▶ What the task requires
Copy every entry exactly as it stands, though any image it holds should stay out of the copy.

▶ Material for this exercise
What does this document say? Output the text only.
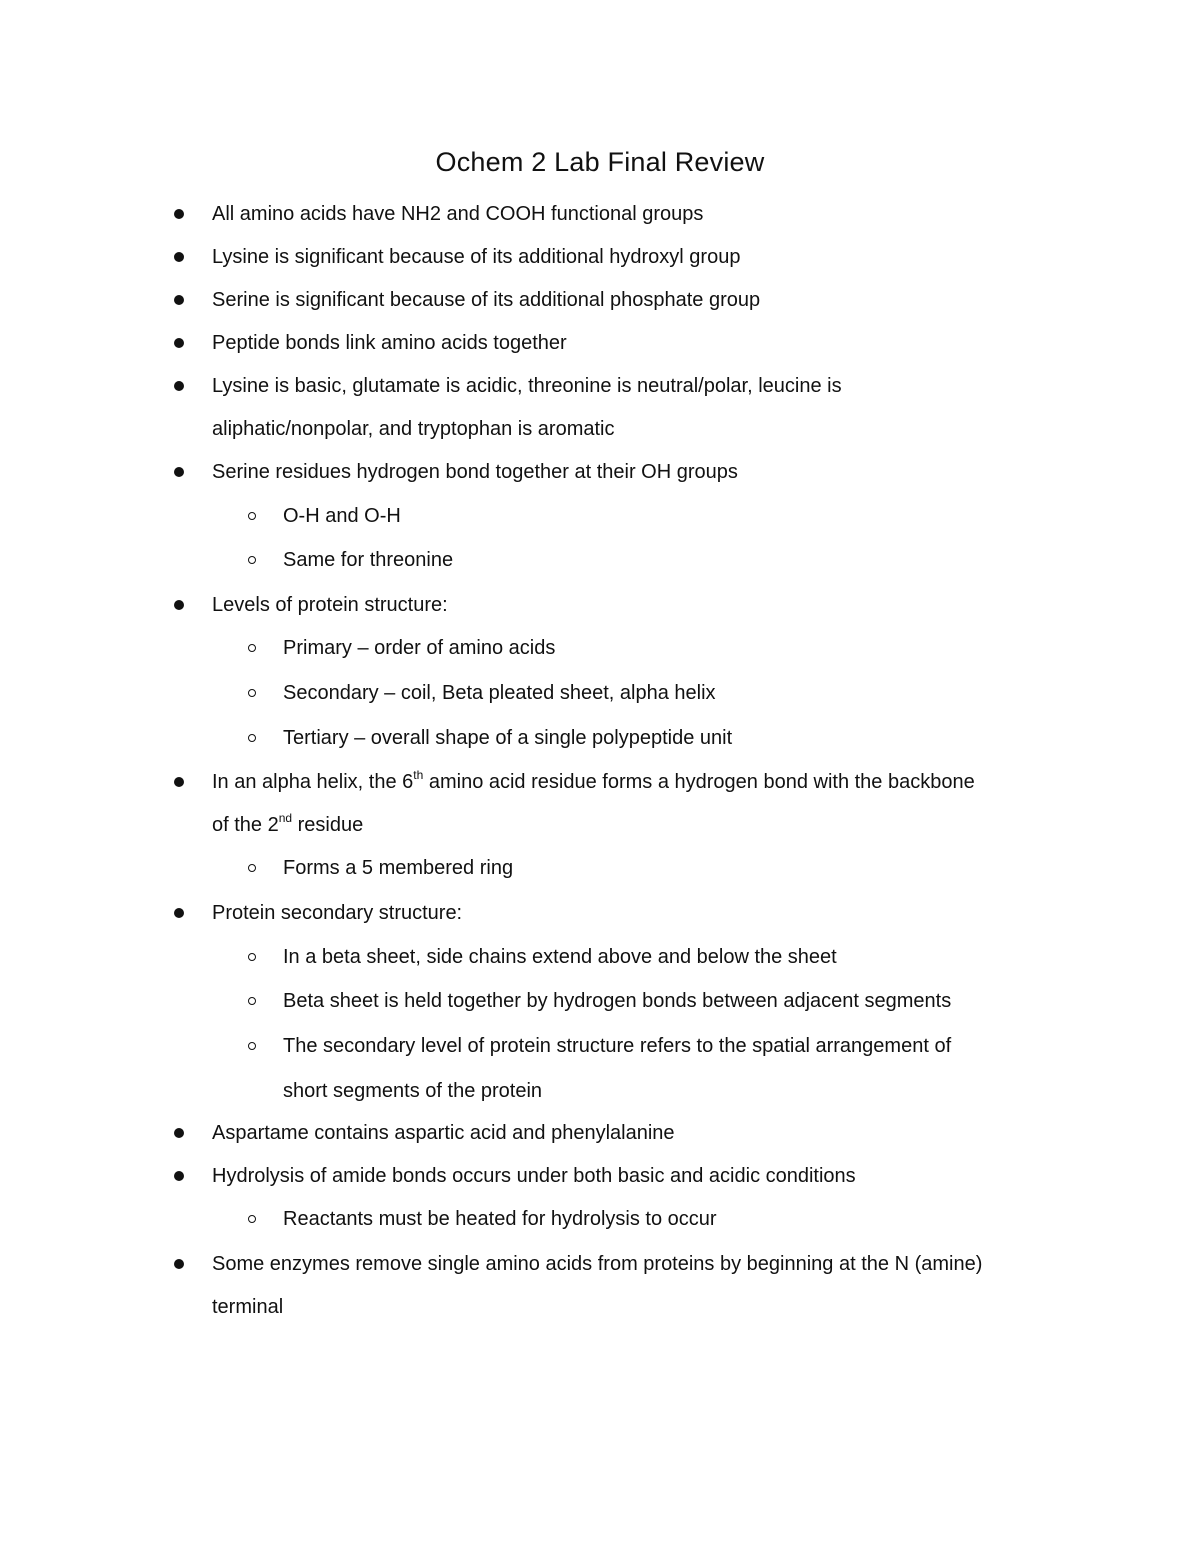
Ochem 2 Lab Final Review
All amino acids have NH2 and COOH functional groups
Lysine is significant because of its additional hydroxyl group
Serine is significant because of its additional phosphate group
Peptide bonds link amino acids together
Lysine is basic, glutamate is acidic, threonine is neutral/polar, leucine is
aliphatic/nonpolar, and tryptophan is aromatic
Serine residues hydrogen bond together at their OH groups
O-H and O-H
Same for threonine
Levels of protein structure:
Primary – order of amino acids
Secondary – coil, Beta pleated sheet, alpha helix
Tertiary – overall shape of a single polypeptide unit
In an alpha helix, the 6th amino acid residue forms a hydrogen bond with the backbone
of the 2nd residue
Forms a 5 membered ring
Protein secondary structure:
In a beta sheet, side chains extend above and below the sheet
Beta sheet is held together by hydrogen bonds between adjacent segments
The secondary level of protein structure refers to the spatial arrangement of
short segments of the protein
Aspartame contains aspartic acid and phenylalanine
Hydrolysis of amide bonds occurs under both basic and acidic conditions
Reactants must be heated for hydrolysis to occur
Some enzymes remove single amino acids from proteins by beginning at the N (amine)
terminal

▶ Solved problem
What does this document say? Output the text only.
Ochem 2 Lab Final Review
All amino acids have NH2 and COOH functional groups
Lysine is significant because of its additional hydroxyl group
Serine is significant because of its additional phosphate group
Peptide bonds link amino acids together
Lysine is basic, glutamate is acidic, threonine is neutral/polar, leucine is
aliphatic/nonpolar, and tryptophan is aromatic
Serine residues hydrogen bond together at their OH groups
O-H and O-H
Same for threonine
Levels of protein structure:
Primary – order of amino acids
Secondary – coil, Beta pleated sheet, alpha helix
Tertiary – overall shape of a single polypeptide unit
In an alpha helix, the 6th amino acid residue forms a hydrogen bond with the backbone
of the 2nd residue
Forms a 5 membered ring
Protein secondary structure:
In a beta sheet, side chains extend above and below the sheet
Beta sheet is held together by hydrogen bonds between adjacent segments
The secondary level of protein structure refers to the spatial arrangement of
short segments of the protein
Aspartame contains aspartic acid and phenylalanine
Hydrolysis of amide bonds occurs under both basic and acidic conditions
Reactants must be heated for hydrolysis to occur
Some enzymes remove single amino acids from proteins by beginning at the N (amine)
terminal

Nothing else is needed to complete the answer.